▼
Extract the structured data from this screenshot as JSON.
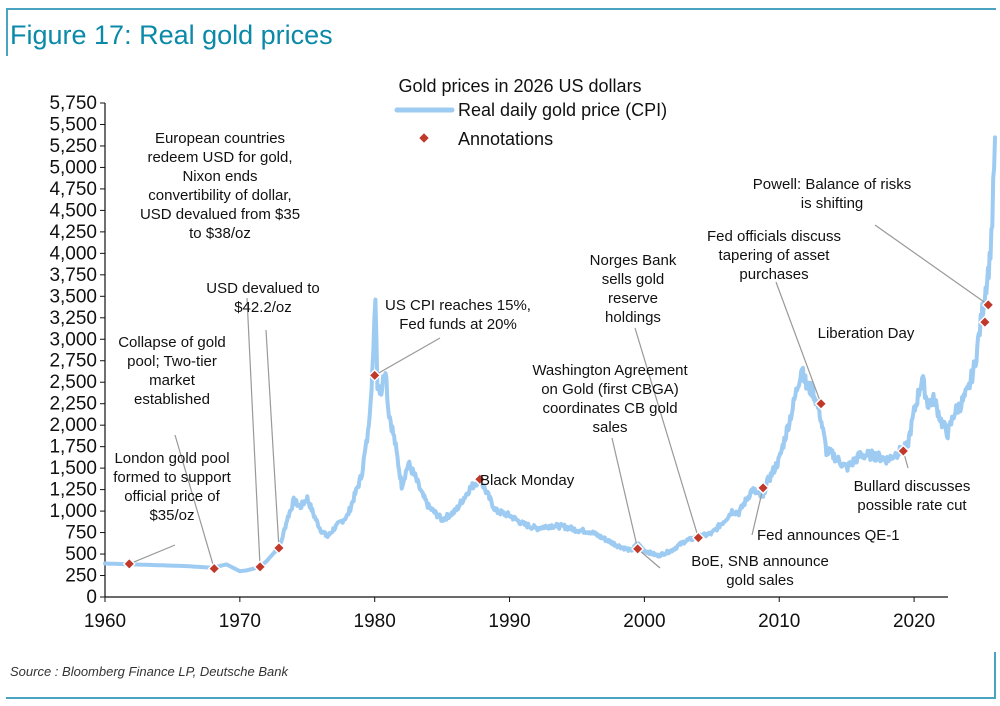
{
  "figure_title": "Figure 17: Real gold prices",
  "source": "Source : Bloomberg Finance LP, Deutsche Bank",
  "chart_data": {
    "type": "line",
    "title": "Gold prices in 2026 US dollars",
    "xlabel": "",
    "ylabel": "",
    "xlim": [
      1960,
      2026
    ],
    "ylim": [
      0,
      5750
    ],
    "x_ticks": [
      1960,
      1970,
      1980,
      1990,
      2000,
      2010,
      2020
    ],
    "y_ticks": [
      0,
      250,
      500,
      750,
      1000,
      1250,
      1500,
      1750,
      2000,
      2250,
      2500,
      2750,
      3000,
      3250,
      3500,
      3750,
      4000,
      4250,
      4500,
      4750,
      5000,
      5250,
      5500,
      5750
    ],
    "y_tick_labels": [
      "0",
      "250",
      "500",
      "750",
      "1,000",
      "1,250",
      "1,500",
      "1,750",
      "2,000",
      "2,250",
      "2,500",
      "2,750",
      "3,000",
      "3,250",
      "3,500",
      "3,750",
      "4,000",
      "4,250",
      "4,500",
      "4,750",
      "5,000",
      "5,250",
      "5,500",
      "5,750"
    ],
    "legend": [
      {
        "label": "Real daily gold price (CPI)",
        "color": "#9ecbf2",
        "kind": "line"
      },
      {
        "label": "Annotations",
        "color": "#c0392b",
        "kind": "diamond"
      }
    ],
    "series": [
      {
        "name": "Real daily gold price (CPI)",
        "color": "#9ecbf2",
        "x": [
          1960,
          1962,
          1964,
          1966,
          1968,
          1969,
          1970,
          1970.5,
          1971,
          1971.5,
          1972,
          1973,
          1973.5,
          1974,
          1974.5,
          1975,
          1975.5,
          1976,
          1976.5,
          1977,
          1978,
          1979,
          1979.5,
          1979.9,
          1980.05,
          1980.2,
          1980.5,
          1980.8,
          1981,
          1981.5,
          1982,
          1982.5,
          1983,
          1983.5,
          1984,
          1985,
          1986,
          1987,
          1987.8,
          1988.5,
          1989,
          1990,
          1991,
          1992,
          1993,
          1994,
          1995,
          1996,
          1997,
          1998,
          1999,
          1999.5,
          2000,
          2001,
          2002,
          2003,
          2004,
          2005,
          2006,
          2006.5,
          2007,
          2008,
          2008.8,
          2009,
          2010,
          2011,
          2011.7,
          2012,
          2012.5,
          2013,
          2013.5,
          2014,
          2015,
          2016,
          2017,
          2018,
          2019,
          2019.5,
          2020,
          2020.6,
          2021,
          2021.5,
          2022,
          2022.5,
          2023,
          2023.5,
          2024,
          2024.5,
          2025,
          2025.3,
          2025.6,
          2025.8,
          2026
        ],
        "values": [
          390,
          380,
          370,
          360,
          340,
          380,
          300,
          310,
          330,
          350,
          420,
          600,
          900,
          1120,
          1050,
          1150,
          950,
          780,
          700,
          800,
          950,
          1400,
          1900,
          2800,
          3550,
          2500,
          2400,
          2700,
          2200,
          1800,
          1300,
          1550,
          1400,
          1200,
          1050,
          900,
          1000,
          1250,
          1380,
          1150,
          1000,
          950,
          850,
          800,
          830,
          820,
          780,
          760,
          680,
          600,
          540,
          620,
          540,
          480,
          540,
          650,
          700,
          740,
          900,
          1000,
          980,
          1250,
          1150,
          1300,
          1600,
          2200,
          2700,
          2450,
          2400,
          2150,
          1700,
          1650,
          1500,
          1650,
          1650,
          1600,
          1700,
          1750,
          2150,
          2550,
          2250,
          2300,
          2050,
          1900,
          2150,
          2250,
          2400,
          2700,
          3250,
          3600,
          3900,
          4400,
          5350
        ]
      },
      {
        "name": "Annotations",
        "color": "#c0392b",
        "x": [
          1961.8,
          1968.1,
          1971.5,
          1972.9,
          1980,
          1987.8,
          1999.5,
          2004,
          2008.8,
          2013.1,
          2019.2,
          2025.25,
          2025.5
        ],
        "values": [
          385,
          330,
          350,
          570,
          2580,
          1370,
          560,
          690,
          1270,
          2250,
          1700,
          3200,
          3400
        ]
      }
    ],
    "annotations": [
      {
        "id": "london-gold-pool",
        "lines": [
          "London gold pool",
          "formed to support",
          "official price of",
          "$35/oz"
        ],
        "year": 1961.8,
        "value": 385
      },
      {
        "id": "collapse-gold-pool",
        "lines": [
          "Collapse of gold",
          "pool; Two-tier",
          "market",
          "established"
        ],
        "year": 1968.1,
        "value": 330
      },
      {
        "id": "nixon-ends",
        "lines": [
          "European countries",
          "redeem USD for gold,",
          "Nixon ends",
          "convertibility of dollar,",
          "USD devalued from $35",
          "to $38/oz"
        ],
        "year": 1971.5,
        "value": 350
      },
      {
        "id": "usd-devalued-42",
        "lines": [
          "USD devalued to",
          "$42.2/oz"
        ],
        "year": 1972.9,
        "value": 570
      },
      {
        "id": "us-cpi-15",
        "lines": [
          "US CPI reaches 15%,",
          "Fed funds at 20%"
        ],
        "year": 1980,
        "value": 2580
      },
      {
        "id": "black-monday",
        "lines": [
          "Black Monday"
        ],
        "year": 1987.8,
        "value": 1370
      },
      {
        "id": "washington-agreement",
        "lines": [
          "Washington Agreement",
          "on Gold (first CBGA)",
          "coordinates CB gold",
          "sales"
        ],
        "year": 1999.5,
        "value": 560
      },
      {
        "id": "boe-snb",
        "lines": [
          "BoE, SNB announce",
          "gold sales"
        ],
        "year": 1999.5,
        "value": 560
      },
      {
        "id": "norges-bank",
        "lines": [
          "Norges Bank",
          "sells gold",
          "reserve",
          "holdings"
        ],
        "year": 2004,
        "value": 690
      },
      {
        "id": "qe1",
        "lines": [
          "Fed announces QE-1"
        ],
        "year": 2008.8,
        "value": 1270
      },
      {
        "id": "tapering",
        "lines": [
          "Fed officials discuss",
          "tapering of asset",
          "purchases"
        ],
        "year": 2013.1,
        "value": 2250
      },
      {
        "id": "bullard",
        "lines": [
          "Bullard discusses",
          "possible rate cut"
        ],
        "year": 2019.2,
        "value": 1700
      },
      {
        "id": "liberation-day",
        "lines": [
          "Liberation Day"
        ],
        "year": 2025.25,
        "value": 3200
      },
      {
        "id": "powell",
        "lines": [
          "Powell: Balance of risks",
          "is shifting"
        ],
        "year": 2025.5,
        "value": 3400
      }
    ]
  }
}
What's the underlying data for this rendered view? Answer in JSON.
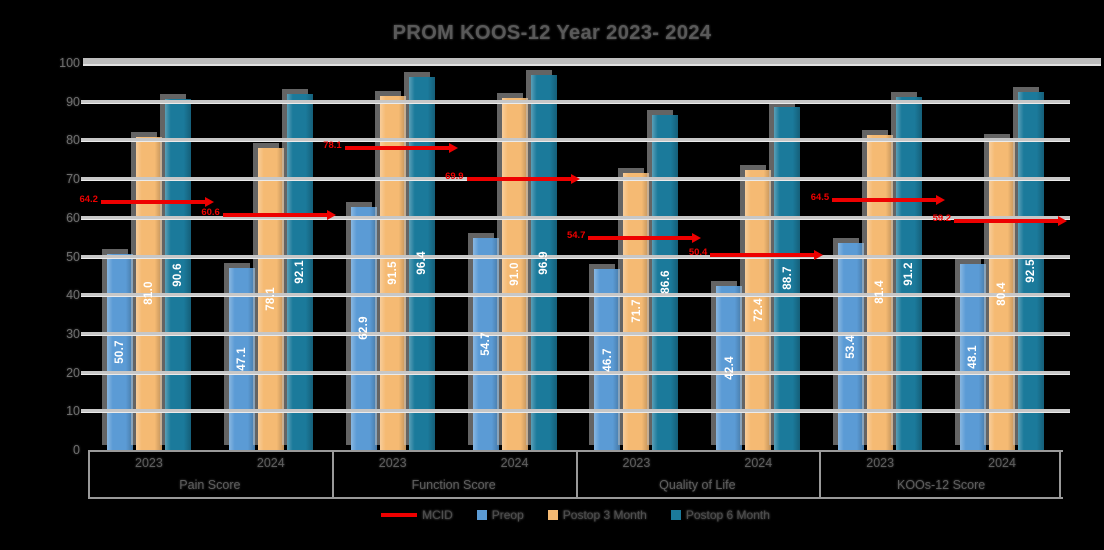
{
  "title": "PROM KOOS-12 Year 2023- 2024",
  "colors": {
    "preop": "#5B9BD5",
    "postop3": "#F5BA73",
    "postop6": "#1B7A9B",
    "mcid": "#EE0000",
    "gridline": "#C7C7C7",
    "axis_line": "#9A9A9A",
    "axis_text": "#5E5E5E",
    "bar_label": "#FFFFFF"
  },
  "legend": {
    "items": [
      {
        "label": "MCID",
        "type": "line",
        "color": "#EE0000"
      },
      {
        "label": "Preop",
        "type": "square",
        "color": "#5B9BD5"
      },
      {
        "label": "Postop 3 Month",
        "type": "square",
        "color": "#F5BA73"
      },
      {
        "label": "Postop 6 Month",
        "type": "square",
        "color": "#1B7A9B"
      }
    ]
  },
  "chart_data": {
    "type": "bar",
    "title": "PROM KOOS-12 Year 2023- 2024",
    "ylim": [
      0,
      100
    ],
    "yticks": [
      0,
      10,
      20,
      30,
      40,
      50,
      60,
      70,
      80,
      90,
      100
    ],
    "grid": true,
    "legend_position": "bottom",
    "series_names": [
      "Preop",
      "Postop 3 Month",
      "Postop 6 Month"
    ],
    "groups": [
      {
        "label": "Pain Score",
        "years": [
          {
            "label": "2023",
            "values": [
              50.7,
              81.0,
              90.6
            ],
            "mcid": 64.2
          },
          {
            "label": "2024",
            "values": [
              47.1,
              78.1,
              92.1
            ],
            "mcid": 60.6
          }
        ]
      },
      {
        "label": "Function Score",
        "years": [
          {
            "label": "2023",
            "values": [
              62.9,
              91.5,
              96.4
            ],
            "mcid": 78.1
          },
          {
            "label": "2024",
            "values": [
              54.7,
              91.0,
              96.9
            ],
            "mcid": 69.9
          }
        ]
      },
      {
        "label": "Quality of Life",
        "years": [
          {
            "label": "2023",
            "values": [
              46.7,
              71.7,
              86.6
            ],
            "mcid": 54.7
          },
          {
            "label": "2024",
            "values": [
              42.4,
              72.4,
              88.7
            ],
            "mcid": 50.4
          }
        ]
      },
      {
        "label": "KOOs-12 Score",
        "years": [
          {
            "label": "2023",
            "values": [
              53.4,
              81.4,
              91.2
            ],
            "mcid": 64.5
          },
          {
            "label": "2024",
            "values": [
              48.1,
              80.4,
              92.5
            ],
            "mcid": 59.2
          }
        ]
      }
    ]
  }
}
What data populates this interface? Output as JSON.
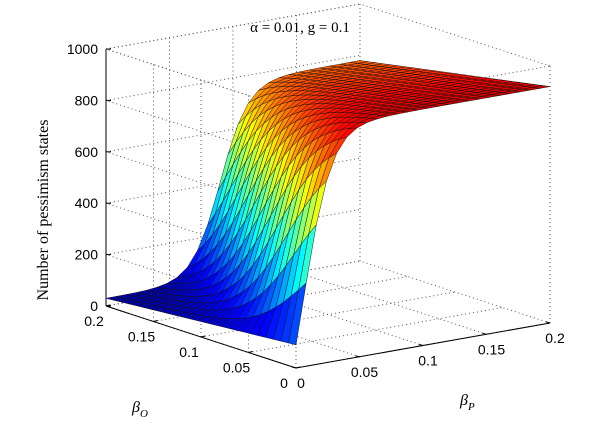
{
  "chart_data": {
    "type": "surface",
    "title": "α = 0.01, g = 0.1",
    "xlabel": "β_P",
    "ylabel": "β_O",
    "zlabel": "Number of pessimism states",
    "xlim": [
      0,
      0.2
    ],
    "ylim": [
      0,
      0.2
    ],
    "zlim": [
      0,
      1000
    ],
    "xticks": [
      "0",
      "0.05",
      "0.1",
      "0.15",
      "0.2"
    ],
    "yticks": [
      "0",
      "0.05",
      "0.1",
      "0.15",
      "0.2"
    ],
    "zticks": [
      "0",
      "200",
      "400",
      "600",
      "800",
      "1000"
    ],
    "grid": true,
    "colormap": "jet",
    "grid_samples": 25,
    "corner_values": [
      {
        "beta_P": 0,
        "beta_O": 0,
        "value": 90
      },
      {
        "beta_P": 0,
        "beta_O": 0.2,
        "value": 30
      },
      {
        "beta_P": 0.2,
        "beta_O": 0.2,
        "value": 780
      },
      {
        "beta_P": 0.2,
        "beta_O": 0,
        "value": 920
      }
    ]
  }
}
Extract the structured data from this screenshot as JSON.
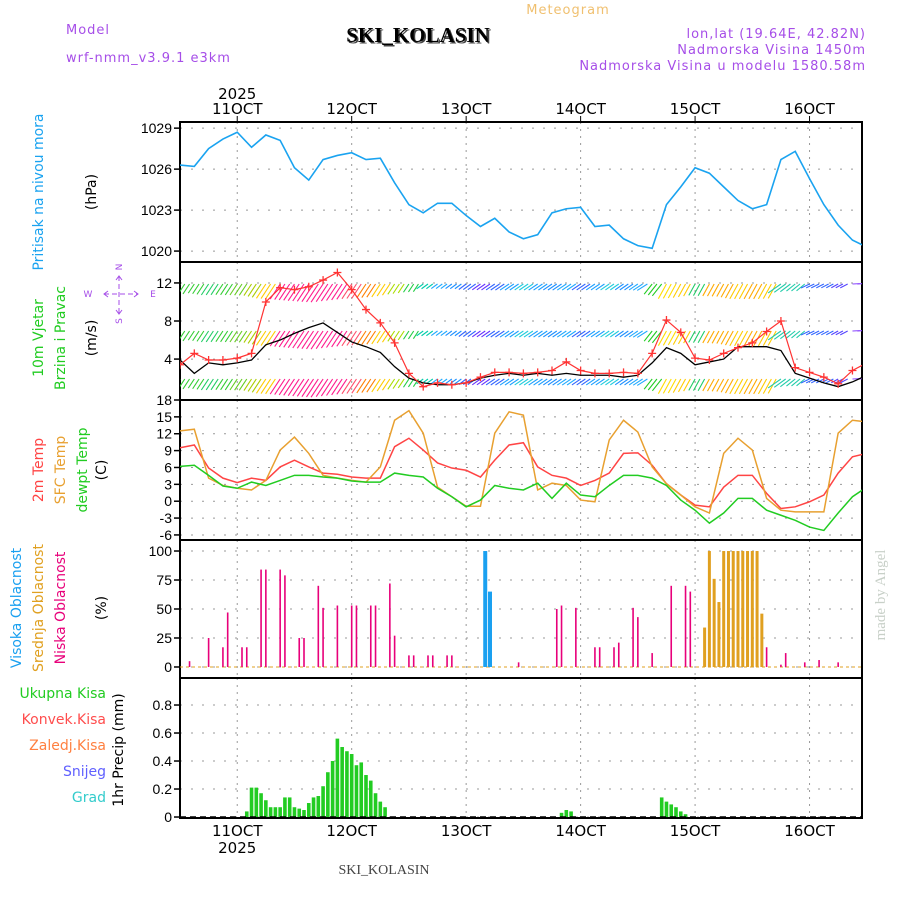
▲
• [Goal] Copy exactly the lines from the one containing "What data populates" through the final line of the records above, both included, and leave out any pictures.

• [Output for this exercise]
What data populates this interface? Output as JSON.
{
  "chart_data": {
    "type": "surface",
    "title": "α = 0.01, g = 0.1",
    "xlabel": "β_P",
    "ylabel": "β_O",
    "zlabel": "Number of pessimism states",
    "xlim": [
      0,
      0.2
    ],
    "ylim": [
      0,
      0.2
    ],
    "zlim": [
      0,
      1000
    ],
    "xticks": [
      "0",
      "0.05",
      "0.1",
      "0.15",
      "0.2"
    ],
    "yticks": [
      "0",
      "0.05",
      "0.1",
      "0.15",
      "0.2"
    ],
    "zticks": [
      "0",
      "200",
      "400",
      "600",
      "800",
      "1000"
    ],
    "grid": true,
    "colormap": "jet",
    "grid_samples": 25,
    "corner_values": [
      {
        "beta_P": 0,
        "beta_O": 0,
        "value": 90
      },
      {
        "beta_P": 0,
        "beta_O": 0.2,
        "value": 30
      },
      {
        "beta_P": 0.2,
        "beta_O": 0.2,
        "value": 780
      },
      {
        "beta_P": 0.2,
        "beta_O": 0,
        "value": 920
      }
    ]
  }
}
Extract the structured data from this screenshot as JSON.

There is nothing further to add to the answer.